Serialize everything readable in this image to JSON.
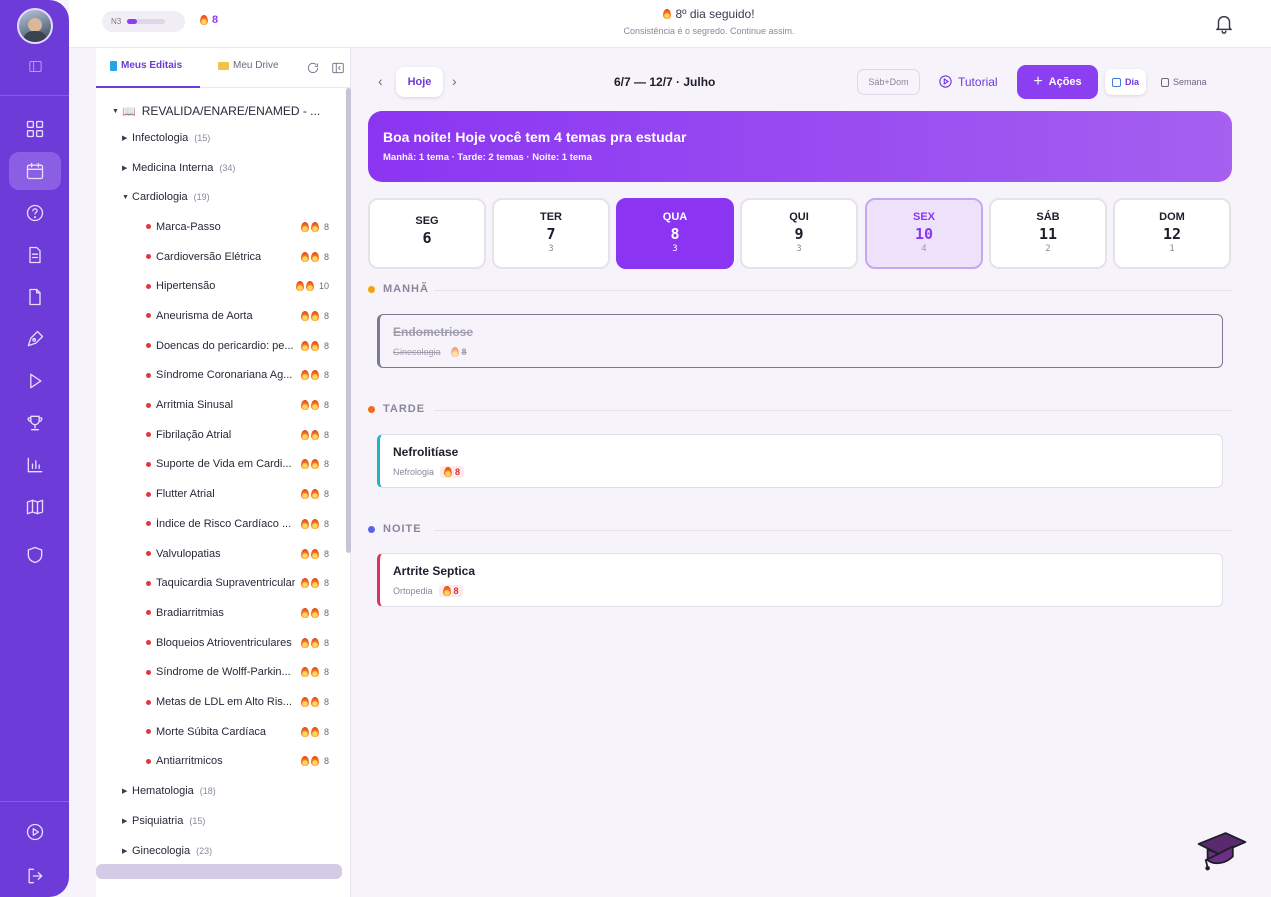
{
  "topbar": {
    "level": "N3",
    "level_progress": 0.25,
    "streak": "8",
    "message": "8º dia seguido!",
    "submessage": "Consistência é o segredo. Continue assim."
  },
  "panel": {
    "tab_editais": "Meus Editais",
    "tab_drive": "Meu Drive",
    "root": "REVALIDA/ENARE/ENAMED - ...",
    "categories_top": [
      {
        "name": "Infectologia",
        "count": "(15)"
      },
      {
        "name": "Medicina Interna",
        "count": "(34)"
      },
      {
        "name": "Cardiologia",
        "count": "(19)"
      }
    ],
    "topics": [
      {
        "name": "Marca-Passo",
        "value": "8"
      },
      {
        "name": "Cardioversão Elétrica",
        "value": "8"
      },
      {
        "name": "Hipertensão",
        "value": "10"
      },
      {
        "name": "Aneurisma de Aorta",
        "value": "8"
      },
      {
        "name": "Doencas do pericardio: pe...",
        "value": "8"
      },
      {
        "name": "Síndrome Coronariana Ag...",
        "value": "8"
      },
      {
        "name": "Arritmia Sinusal",
        "value": "8"
      },
      {
        "name": "Fibrilação Atrial",
        "value": "8"
      },
      {
        "name": "Suporte de Vida em Cardi...",
        "value": "8"
      },
      {
        "name": "Flutter Atrial",
        "value": "8"
      },
      {
        "name": "Índice de Risco Cardíaco ...",
        "value": "8"
      },
      {
        "name": "Valvulopatias",
        "value": "8"
      },
      {
        "name": "Taquicardia Supraventricular",
        "value": "8"
      },
      {
        "name": "Bradiarritmias",
        "value": "8"
      },
      {
        "name": "Bloqueios Atrioventriculares",
        "value": "8"
      },
      {
        "name": "Síndrome de Wolff-Parkin...",
        "value": "8"
      },
      {
        "name": "Metas de LDL em Alto Ris...",
        "value": "8"
      },
      {
        "name": "Morte Súbita Cardíaca",
        "value": "8"
      },
      {
        "name": "Antiarritmicos",
        "value": "8"
      }
    ],
    "categories_bottom": [
      {
        "name": "Hematologia",
        "count": "(18)"
      },
      {
        "name": "Psiquiatria",
        "count": "(15)"
      },
      {
        "name": "Ginecologia",
        "count": "(23)"
      }
    ]
  },
  "toolbar": {
    "today": "Hoje",
    "range": "6/7 — 12/7 · Julho",
    "weekend": "Sáb+Dom",
    "tutorial": "Tutorial",
    "actions": "Ações",
    "view_day": "Dia",
    "view_week": "Semana"
  },
  "banner": {
    "title": "Boa noite! Hoje você tem 4 temas pra estudar",
    "subtitle": "Manhã: 1 tema · Tarde: 2 temas · Noite: 1 tema"
  },
  "days": [
    {
      "name": "SEG",
      "num": "6",
      "count": ""
    },
    {
      "name": "TER",
      "num": "7",
      "count": "3"
    },
    {
      "name": "QUA",
      "num": "8",
      "count": "3"
    },
    {
      "name": "QUI",
      "num": "9",
      "count": "3"
    },
    {
      "name": "SEX",
      "num": "10",
      "count": "4"
    },
    {
      "name": "SÁB",
      "num": "11",
      "count": "2"
    },
    {
      "name": "DOM",
      "num": "12",
      "count": "1"
    }
  ],
  "sections": {
    "morning": "MANHÃ",
    "afternoon": "TARDE",
    "night": "NOITE"
  },
  "cards": {
    "morning": {
      "title": "Endometriose",
      "subject": "Ginecologia",
      "value": "8"
    },
    "afternoon": {
      "title": "Nefrolitíase",
      "subject": "Nefrologia",
      "value": "8"
    },
    "night": {
      "title": "Artrite Septica",
      "subject": "Ortopedia",
      "value": "8"
    }
  },
  "colors": {
    "accent": "#8b3ff0",
    "rail": "#6d3bd8",
    "morning": "#f2a20c",
    "afternoon": "#f26a1b",
    "night": "#5b63e6",
    "card_afternoon": "#1fb5c9",
    "card_night": "#e0305a"
  }
}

SET PROBLEM: Check each line of the data above for the string "Hoje", then report how many lines have it, with no other words.

COMPLETED TASK: 2